* _Written exercise_: Reproduce the items verbatim, from the first one down through the line containing "info-icon[interactable]: i bbox=[531, 158, 551, 177]", including both ends.

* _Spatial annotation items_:
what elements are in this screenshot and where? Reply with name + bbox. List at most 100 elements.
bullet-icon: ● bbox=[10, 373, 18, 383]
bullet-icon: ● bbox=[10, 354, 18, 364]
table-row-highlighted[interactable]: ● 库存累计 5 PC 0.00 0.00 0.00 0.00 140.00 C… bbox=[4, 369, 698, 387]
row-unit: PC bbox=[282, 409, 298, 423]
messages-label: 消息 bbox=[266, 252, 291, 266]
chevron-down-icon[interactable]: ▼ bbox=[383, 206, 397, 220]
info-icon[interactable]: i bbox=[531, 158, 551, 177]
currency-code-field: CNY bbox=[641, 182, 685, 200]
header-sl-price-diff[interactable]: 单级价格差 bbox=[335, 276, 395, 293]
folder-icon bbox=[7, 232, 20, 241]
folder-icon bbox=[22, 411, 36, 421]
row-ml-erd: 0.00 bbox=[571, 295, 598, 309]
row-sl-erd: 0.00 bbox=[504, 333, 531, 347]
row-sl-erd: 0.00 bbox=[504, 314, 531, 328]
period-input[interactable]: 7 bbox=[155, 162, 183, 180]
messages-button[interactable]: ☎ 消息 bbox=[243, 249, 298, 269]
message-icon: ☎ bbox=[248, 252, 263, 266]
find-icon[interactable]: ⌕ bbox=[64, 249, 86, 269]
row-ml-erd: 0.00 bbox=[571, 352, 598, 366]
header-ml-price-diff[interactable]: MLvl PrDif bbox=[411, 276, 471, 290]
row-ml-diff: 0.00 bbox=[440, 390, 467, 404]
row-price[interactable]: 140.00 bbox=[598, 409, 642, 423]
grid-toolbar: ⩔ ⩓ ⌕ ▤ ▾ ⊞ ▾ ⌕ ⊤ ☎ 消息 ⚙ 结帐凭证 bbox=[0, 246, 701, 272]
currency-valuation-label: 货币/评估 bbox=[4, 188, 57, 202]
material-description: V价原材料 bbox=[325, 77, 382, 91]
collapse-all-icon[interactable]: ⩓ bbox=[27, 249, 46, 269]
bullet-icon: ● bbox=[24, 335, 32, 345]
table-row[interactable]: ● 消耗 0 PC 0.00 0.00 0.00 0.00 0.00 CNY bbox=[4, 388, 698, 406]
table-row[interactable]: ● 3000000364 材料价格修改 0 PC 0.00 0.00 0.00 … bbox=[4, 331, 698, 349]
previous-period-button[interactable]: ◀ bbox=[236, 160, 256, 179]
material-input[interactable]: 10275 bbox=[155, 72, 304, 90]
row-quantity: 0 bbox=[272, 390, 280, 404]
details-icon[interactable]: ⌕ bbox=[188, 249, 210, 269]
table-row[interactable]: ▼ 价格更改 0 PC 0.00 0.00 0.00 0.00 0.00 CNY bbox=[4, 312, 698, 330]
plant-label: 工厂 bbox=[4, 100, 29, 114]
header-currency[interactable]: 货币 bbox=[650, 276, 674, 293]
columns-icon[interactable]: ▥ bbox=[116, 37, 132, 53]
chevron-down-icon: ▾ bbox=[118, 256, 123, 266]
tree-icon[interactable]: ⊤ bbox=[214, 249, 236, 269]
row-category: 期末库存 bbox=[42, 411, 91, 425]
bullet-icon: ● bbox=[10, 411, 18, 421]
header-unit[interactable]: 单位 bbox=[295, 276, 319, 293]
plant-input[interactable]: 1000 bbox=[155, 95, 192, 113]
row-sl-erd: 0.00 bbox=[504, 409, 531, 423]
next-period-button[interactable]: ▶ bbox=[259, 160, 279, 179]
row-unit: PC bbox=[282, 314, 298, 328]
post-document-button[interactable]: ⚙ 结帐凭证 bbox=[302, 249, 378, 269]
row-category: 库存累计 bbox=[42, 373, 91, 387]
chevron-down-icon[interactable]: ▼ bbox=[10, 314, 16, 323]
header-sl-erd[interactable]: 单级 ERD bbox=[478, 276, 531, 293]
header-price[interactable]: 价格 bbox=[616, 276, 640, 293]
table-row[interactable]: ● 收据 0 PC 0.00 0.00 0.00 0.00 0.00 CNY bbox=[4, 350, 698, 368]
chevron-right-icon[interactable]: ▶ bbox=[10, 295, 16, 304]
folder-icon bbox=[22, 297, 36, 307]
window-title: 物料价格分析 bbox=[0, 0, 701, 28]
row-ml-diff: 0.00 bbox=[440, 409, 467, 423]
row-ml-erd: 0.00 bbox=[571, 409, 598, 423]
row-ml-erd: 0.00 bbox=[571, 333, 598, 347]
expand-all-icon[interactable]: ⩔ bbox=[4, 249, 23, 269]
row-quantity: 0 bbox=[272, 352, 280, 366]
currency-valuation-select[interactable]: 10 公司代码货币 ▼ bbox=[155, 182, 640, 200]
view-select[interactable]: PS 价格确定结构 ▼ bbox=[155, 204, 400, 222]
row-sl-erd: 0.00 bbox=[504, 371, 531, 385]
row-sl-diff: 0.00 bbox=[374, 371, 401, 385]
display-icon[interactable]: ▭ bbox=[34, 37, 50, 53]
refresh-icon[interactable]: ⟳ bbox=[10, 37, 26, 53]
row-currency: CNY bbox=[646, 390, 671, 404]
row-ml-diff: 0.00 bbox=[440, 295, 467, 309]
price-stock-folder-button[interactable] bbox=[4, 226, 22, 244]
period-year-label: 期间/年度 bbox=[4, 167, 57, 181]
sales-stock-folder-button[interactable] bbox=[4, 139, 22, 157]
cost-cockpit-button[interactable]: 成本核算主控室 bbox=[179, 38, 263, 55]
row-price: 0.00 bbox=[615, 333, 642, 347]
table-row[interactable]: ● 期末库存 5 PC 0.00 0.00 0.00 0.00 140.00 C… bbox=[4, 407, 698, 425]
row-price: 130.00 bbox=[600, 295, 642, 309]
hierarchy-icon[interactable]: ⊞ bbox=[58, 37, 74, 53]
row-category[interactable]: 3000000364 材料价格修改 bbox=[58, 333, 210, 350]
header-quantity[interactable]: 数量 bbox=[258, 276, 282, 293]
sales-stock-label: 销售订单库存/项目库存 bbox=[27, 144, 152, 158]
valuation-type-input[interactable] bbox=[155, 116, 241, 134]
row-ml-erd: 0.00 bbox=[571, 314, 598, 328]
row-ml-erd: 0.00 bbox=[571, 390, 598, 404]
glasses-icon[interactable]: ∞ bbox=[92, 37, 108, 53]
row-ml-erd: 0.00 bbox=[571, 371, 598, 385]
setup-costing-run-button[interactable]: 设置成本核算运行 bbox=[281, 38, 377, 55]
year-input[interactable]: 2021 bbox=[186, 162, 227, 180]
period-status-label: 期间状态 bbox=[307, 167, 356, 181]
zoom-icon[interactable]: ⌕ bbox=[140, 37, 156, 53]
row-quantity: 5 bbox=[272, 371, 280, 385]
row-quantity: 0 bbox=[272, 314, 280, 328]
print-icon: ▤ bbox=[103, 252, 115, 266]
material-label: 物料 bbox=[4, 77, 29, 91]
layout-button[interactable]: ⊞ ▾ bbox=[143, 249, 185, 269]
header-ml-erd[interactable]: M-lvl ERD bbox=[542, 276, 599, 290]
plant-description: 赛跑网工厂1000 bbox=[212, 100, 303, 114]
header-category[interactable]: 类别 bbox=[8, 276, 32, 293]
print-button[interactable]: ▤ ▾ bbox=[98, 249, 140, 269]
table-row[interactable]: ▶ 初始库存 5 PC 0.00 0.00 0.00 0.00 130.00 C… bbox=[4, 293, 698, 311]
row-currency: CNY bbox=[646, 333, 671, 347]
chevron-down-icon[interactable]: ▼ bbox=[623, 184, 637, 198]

* _Solved problem_:
what elements are in this screenshot and where? Reply with name + bbox. List at most 100 elements.
bullet-icon: ● bbox=[10, 373, 18, 383]
bullet-icon: ● bbox=[10, 354, 18, 364]
table-row-highlighted[interactable]: ● 库存累计 5 PC 0.00 0.00 0.00 0.00 140.00 C… bbox=[4, 369, 698, 387]
row-unit: PC bbox=[282, 409, 298, 423]
messages-label: 消息 bbox=[266, 252, 291, 266]
chevron-down-icon[interactable]: ▼ bbox=[383, 206, 397, 220]
info-icon[interactable]: i bbox=[531, 158, 551, 177]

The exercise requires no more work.